→ CHALLENGE:
Take each line that has the word "Lucio" and return it.

── ENTRIES PROVIDED ──

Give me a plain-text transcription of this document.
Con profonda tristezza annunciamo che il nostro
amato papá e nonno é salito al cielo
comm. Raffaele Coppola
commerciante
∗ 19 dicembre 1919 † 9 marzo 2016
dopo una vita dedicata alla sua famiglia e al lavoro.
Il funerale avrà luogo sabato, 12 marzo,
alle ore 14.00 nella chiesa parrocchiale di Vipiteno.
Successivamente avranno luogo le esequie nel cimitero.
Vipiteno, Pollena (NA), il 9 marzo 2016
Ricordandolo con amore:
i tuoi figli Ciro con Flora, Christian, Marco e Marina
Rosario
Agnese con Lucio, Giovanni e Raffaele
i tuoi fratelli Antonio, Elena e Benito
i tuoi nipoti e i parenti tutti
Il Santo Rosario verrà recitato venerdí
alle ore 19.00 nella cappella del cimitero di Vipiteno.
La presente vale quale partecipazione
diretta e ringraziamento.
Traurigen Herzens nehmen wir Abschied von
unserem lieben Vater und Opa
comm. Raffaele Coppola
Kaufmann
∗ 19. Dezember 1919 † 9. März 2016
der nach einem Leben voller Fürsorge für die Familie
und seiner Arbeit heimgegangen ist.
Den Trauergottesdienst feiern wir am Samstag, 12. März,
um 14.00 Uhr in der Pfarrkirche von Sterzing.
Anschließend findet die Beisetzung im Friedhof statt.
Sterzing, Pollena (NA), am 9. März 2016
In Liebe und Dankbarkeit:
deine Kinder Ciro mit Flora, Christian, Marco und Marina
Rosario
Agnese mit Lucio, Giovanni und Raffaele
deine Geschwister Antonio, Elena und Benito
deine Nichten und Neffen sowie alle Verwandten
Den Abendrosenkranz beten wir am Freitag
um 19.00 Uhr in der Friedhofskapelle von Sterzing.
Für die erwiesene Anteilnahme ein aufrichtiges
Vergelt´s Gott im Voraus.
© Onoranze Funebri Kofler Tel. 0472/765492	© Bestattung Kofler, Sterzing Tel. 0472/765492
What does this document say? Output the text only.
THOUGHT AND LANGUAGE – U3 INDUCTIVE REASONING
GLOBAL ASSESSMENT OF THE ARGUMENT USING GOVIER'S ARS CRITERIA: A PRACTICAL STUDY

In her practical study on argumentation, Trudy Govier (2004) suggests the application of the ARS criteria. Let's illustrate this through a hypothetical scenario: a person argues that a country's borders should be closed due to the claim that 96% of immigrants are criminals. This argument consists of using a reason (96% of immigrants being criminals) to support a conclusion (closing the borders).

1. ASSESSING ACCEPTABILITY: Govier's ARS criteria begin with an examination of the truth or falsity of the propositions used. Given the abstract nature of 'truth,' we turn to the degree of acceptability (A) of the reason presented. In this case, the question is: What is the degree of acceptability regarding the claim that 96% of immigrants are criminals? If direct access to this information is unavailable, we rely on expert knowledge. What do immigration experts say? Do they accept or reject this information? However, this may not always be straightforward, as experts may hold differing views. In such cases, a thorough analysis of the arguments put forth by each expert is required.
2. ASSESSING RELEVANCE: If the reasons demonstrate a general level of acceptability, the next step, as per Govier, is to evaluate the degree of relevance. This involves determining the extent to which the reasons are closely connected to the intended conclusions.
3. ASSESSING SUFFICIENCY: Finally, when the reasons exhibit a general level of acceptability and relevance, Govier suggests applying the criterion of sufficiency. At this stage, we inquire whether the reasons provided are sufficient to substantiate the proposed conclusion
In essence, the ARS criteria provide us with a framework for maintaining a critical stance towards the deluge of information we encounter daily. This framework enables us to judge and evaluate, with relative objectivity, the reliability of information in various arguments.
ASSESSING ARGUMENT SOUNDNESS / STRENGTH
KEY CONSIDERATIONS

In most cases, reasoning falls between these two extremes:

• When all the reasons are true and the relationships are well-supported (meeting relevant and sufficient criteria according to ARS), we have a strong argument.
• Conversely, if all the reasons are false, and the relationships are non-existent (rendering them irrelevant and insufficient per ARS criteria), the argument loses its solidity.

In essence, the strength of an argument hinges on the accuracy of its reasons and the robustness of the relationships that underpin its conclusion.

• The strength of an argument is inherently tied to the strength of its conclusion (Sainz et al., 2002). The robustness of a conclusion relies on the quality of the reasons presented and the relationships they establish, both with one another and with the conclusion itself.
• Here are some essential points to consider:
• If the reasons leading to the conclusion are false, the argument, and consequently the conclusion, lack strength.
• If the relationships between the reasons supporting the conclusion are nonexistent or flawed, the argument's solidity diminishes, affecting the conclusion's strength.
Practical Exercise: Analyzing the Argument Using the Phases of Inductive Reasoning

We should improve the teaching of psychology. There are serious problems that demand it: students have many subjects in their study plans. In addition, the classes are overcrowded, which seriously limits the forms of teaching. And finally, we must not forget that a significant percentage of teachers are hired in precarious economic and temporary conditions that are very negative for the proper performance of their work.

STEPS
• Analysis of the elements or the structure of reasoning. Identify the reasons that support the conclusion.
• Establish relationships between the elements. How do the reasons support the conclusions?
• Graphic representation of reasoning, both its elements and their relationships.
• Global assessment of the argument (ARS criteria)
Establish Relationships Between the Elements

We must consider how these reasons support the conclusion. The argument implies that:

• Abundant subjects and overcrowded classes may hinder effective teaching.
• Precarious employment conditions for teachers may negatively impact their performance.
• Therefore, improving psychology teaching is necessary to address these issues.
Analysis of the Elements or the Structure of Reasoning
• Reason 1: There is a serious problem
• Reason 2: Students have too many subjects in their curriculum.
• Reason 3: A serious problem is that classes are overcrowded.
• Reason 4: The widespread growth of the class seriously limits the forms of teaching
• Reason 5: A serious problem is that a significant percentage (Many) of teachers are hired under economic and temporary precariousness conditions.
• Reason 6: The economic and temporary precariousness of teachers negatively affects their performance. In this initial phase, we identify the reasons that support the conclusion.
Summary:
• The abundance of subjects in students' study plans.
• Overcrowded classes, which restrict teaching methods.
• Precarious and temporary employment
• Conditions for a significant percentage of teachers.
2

───

→ PROBLEM SOLUTION:
Agnese con Lucio, Giovanni e Raffaele
Agnese mit Lucio, Giovanni und Raffaele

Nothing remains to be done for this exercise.